▶ **What is required**
Pull out all lines from the listing below in which the word "JSON" appears.

[Data records]
□ □ □ □ □ □ □
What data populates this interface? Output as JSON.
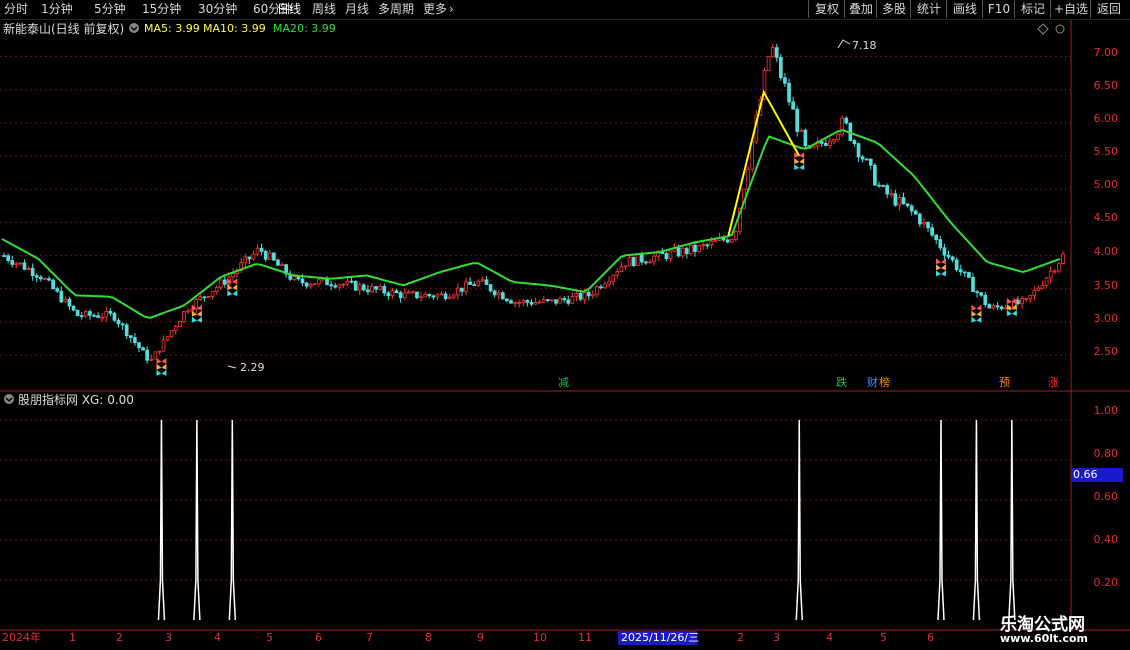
{
  "toolbar": {
    "periods": [
      "分时",
      "1分钟",
      "5分钟",
      "15分钟",
      "30分钟",
      "60分钟",
      "日线",
      "周线",
      "月线",
      "多周期",
      "更多"
    ],
    "active_period": "日线",
    "more_chevron": "›",
    "buttons": [
      "复权",
      "叠加",
      "多股",
      "统计",
      "画线",
      "F10",
      "标记",
      "+自选",
      "返回"
    ]
  },
  "main_chart": {
    "stock_name": "新能泰山(日线 前复权)",
    "ma5_label": "MA5: 3.99",
    "ma10_label": "MA10: 3.99",
    "ma20_label": "MA20: 3.99",
    "high_label": "7.18",
    "low_label": "2.29",
    "price_scale": [
      "7.00",
      "6.50",
      "6.00",
      "5.50",
      "5.00",
      "4.50",
      "4.00",
      "3.50",
      "3.00",
      "2.50"
    ],
    "markers": [
      {
        "text": "减",
        "color": "#2db84d"
      },
      {
        "text": "跌",
        "color": "#2db84d"
      },
      {
        "text": "财",
        "color": "#4d8cff"
      },
      {
        "text": "榜",
        "color": "#ff8c00"
      },
      {
        "text": "预",
        "color": "#ff8c00"
      },
      {
        "text": "涨",
        "color": "#ff3333"
      }
    ],
    "colors": {
      "ma20": "#33dd33",
      "ma5": "#ffff00",
      "up": "#ff3333",
      "down": "#55dddd"
    }
  },
  "indicator": {
    "title": "股朋指标网 XG: 0.00",
    "scale": [
      "1.00",
      "0.80",
      "0.60",
      "0.40",
      "0.20"
    ],
    "cursor_value": "0.66"
  },
  "time_axis": {
    "year_label": "2024年",
    "months": [
      "1",
      "2",
      "3",
      "4",
      "5",
      "6",
      "7",
      "8",
      "9",
      "10",
      "11",
      "2",
      "3",
      "4",
      "5",
      "6"
    ],
    "cursor_date": "2025/11/26/三"
  },
  "watermark": {
    "title": "乐淘公式网",
    "url": "www.60lt.com"
  },
  "chart_data": {
    "type": "line",
    "title": "新能泰山(日线 前复权)",
    "xlabel": "",
    "ylabel": "",
    "ylim": [
      2.2,
      7.4
    ],
    "x": [
      "2024-01",
      "2024-02",
      "2024-03",
      "2024-04",
      "2024-05",
      "2024-06",
      "2024-07",
      "2024-08",
      "2024-09",
      "2024-10",
      "2024-11",
      "2024-12",
      "2025-01",
      "2025-02",
      "2025-03",
      "2025-04",
      "2025-05",
      "2025-06",
      "2025-07",
      "2025-08",
      "2025-09",
      "2025-10",
      "2025-11",
      "2025-12",
      "2026-01",
      "2026-02",
      "2026-03",
      "2026-04",
      "2026-05",
      "2026-06"
    ],
    "series": [
      {
        "name": "MA20",
        "values": [
          4.25,
          3.95,
          3.4,
          3.38,
          3.05,
          3.25,
          3.68,
          3.88,
          3.7,
          3.65,
          3.7,
          3.55,
          3.75,
          3.9,
          3.6,
          3.55,
          3.45,
          4.0,
          4.05,
          4.2,
          4.3,
          5.8,
          5.6,
          5.9,
          5.7,
          5.2,
          4.5,
          3.9,
          3.75,
          3.95
        ]
      },
      {
        "name": "close",
        "values": [
          4.0,
          3.7,
          3.1,
          3.1,
          2.4,
          3.2,
          3.6,
          4.1,
          3.6,
          3.6,
          3.5,
          3.4,
          3.4,
          3.6,
          3.3,
          3.3,
          3.4,
          3.9,
          4.0,
          4.1,
          4.3,
          7.18,
          5.5,
          6.0,
          5.0,
          4.6,
          3.9,
          3.2,
          3.3,
          4.0
        ]
      }
    ],
    "signals_xg": [
      {
        "x": "2024-05",
        "value": 1
      },
      {
        "x": "2024-06",
        "value": 1
      },
      {
        "x": "2024-07",
        "value": 1
      },
      {
        "x": "2025-11",
        "value": 1
      },
      {
        "x": "2026-03",
        "value": 1
      },
      {
        "x": "2026-04",
        "value": 1
      },
      {
        "x": "2026-05",
        "value": 1
      }
    ],
    "indicator_ylim": [
      0,
      1.05
    ]
  }
}
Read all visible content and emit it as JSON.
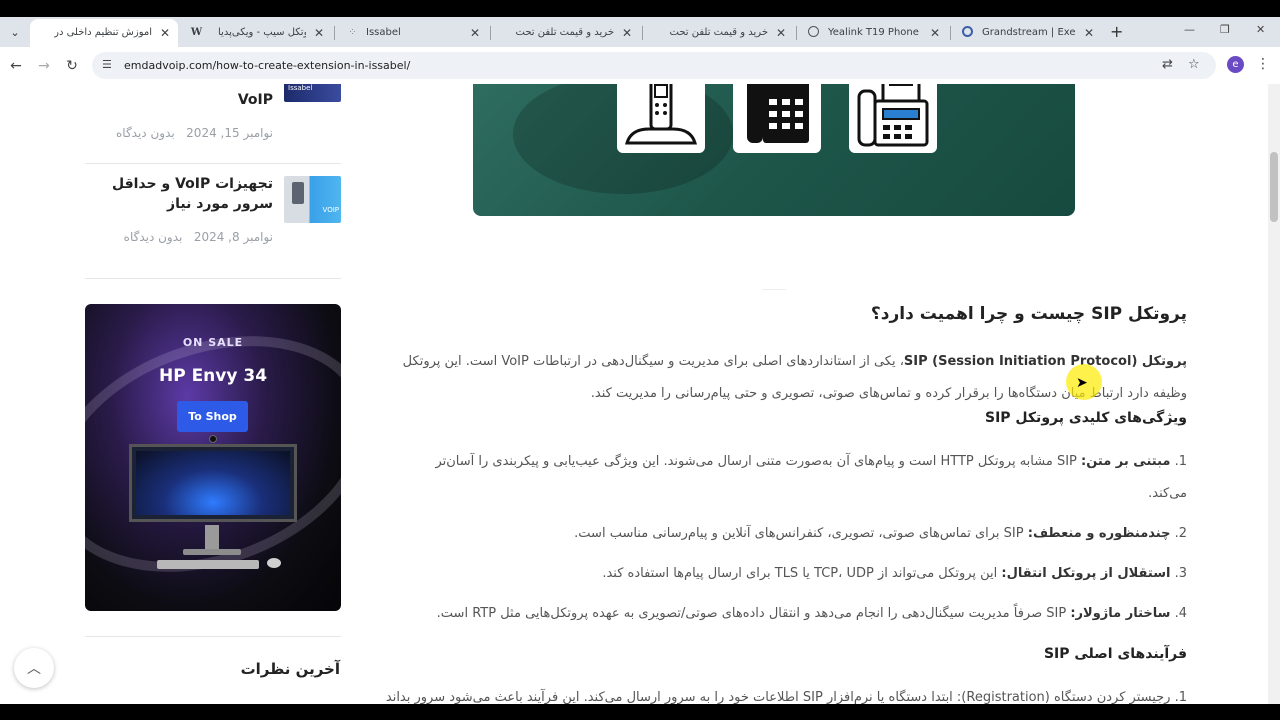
{
  "browser": {
    "tabs": [
      {
        "title": "آموزش تنظیم داخلی در",
        "active": true
      },
      {
        "title": "پروتکل سیپ - ویکی‌پدیا",
        "favicon": "W"
      },
      {
        "title": "Issabel"
      },
      {
        "title": "خرید و قیمت تلفن تحت"
      },
      {
        "title": "خرید و قیمت تلفن تحت"
      },
      {
        "title": "Yealink T19 Phone"
      },
      {
        "title": "Grandstream | Executi"
      }
    ],
    "url": "emdadvoip.com/how-to-create-extension-in-issabel/",
    "profile_initial": "e"
  },
  "sidebar": {
    "posts": [
      {
        "title": "VoIP",
        "date": "نوامبر 15, 2024",
        "comments": "بدون دیدگاه",
        "thumb_label": "Issabel"
      },
      {
        "title": "تجهیزات VoIP و حداقل سرور مورد نیاز",
        "date": "نوامبر 8, 2024",
        "comments": "بدون دیدگاه",
        "thumb_label": "VOIP"
      }
    ],
    "ad": {
      "badge": "ON SALE",
      "product": "HP Envy 34",
      "button": "To Shop"
    },
    "recent_comments_title": "آخرین نظرات"
  },
  "article": {
    "heading": "پروتکل SIP چیست و چرا اهمیت دارد؟",
    "intro_bold": "پروتکل (Session Initiation Protocol) SIP",
    "intro_rest": "، یکی از استانداردهای اصلی برای مدیریت و سیگنال‌دهی در ارتباطات VoIP است. این پروتکل وظیفه دارد ارتباط میان دستگاه‌ها را برقرار کرده و تماس‌های صوتی، تصویری و حتی پیام‌رسانی را مدیریت کند.",
    "features_heading": "ویژگی‌های کلیدی پروتکل SIP",
    "features": [
      {
        "num": "1.",
        "label": "مبتنی بر متن:",
        "text": " SIP مشابه پروتکل HTTP است و پیام‌های آن به‌صورت متنی ارسال می‌شوند. این ویژگی عیب‌یابی و پیکربندی را آسان‌تر می‌کند."
      },
      {
        "num": "2.",
        "label": "چندمنظوره و منعطف:",
        "text": " SIP برای تماس‌های صوتی، تصویری، کنفرانس‌های آنلاین و پیام‌رسانی مناسب است."
      },
      {
        "num": "3.",
        "label": "استقلال از پروتکل انتقال:",
        "text": " این پروتکل می‌تواند از TCP، UDP یا TLS برای ارسال پیام‌ها استفاده کند."
      },
      {
        "num": "4.",
        "label": "ساختار ماژولار:",
        "text": " SIP صرفاً مدیریت سیگنال‌دهی را انجام می‌دهد و انتقال داده‌های صوتی/تصویری به عهده پروتکل‌هایی مثل RTP است."
      }
    ],
    "processes_heading": "فرآیندهای اصلی SIP",
    "partial_line": "1. رجیستر کردن دستگاه (Registration): ابتدا دستگاه یا نرم‌افزار SIP اطلاعات خود را به سرور ارسال می‌کند. این فرآیند باعث می‌شود سرور بداند"
  },
  "icons": {
    "tab_menu": "chevron-down-icon",
    "back": "back-arrow-icon",
    "forward": "forward-arrow-icon",
    "reload": "reload-icon",
    "site_info": "tune-icon",
    "translate": "translate-icon",
    "bookmark": "star-icon",
    "menu": "kebab-icon",
    "scroll_top": "chevron-up-icon"
  }
}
□ □ □ □ □ □ □
▶ **Response for this exercise**
What data populates this interface? Output as JSON.
Read all visible content and emit it as JSON.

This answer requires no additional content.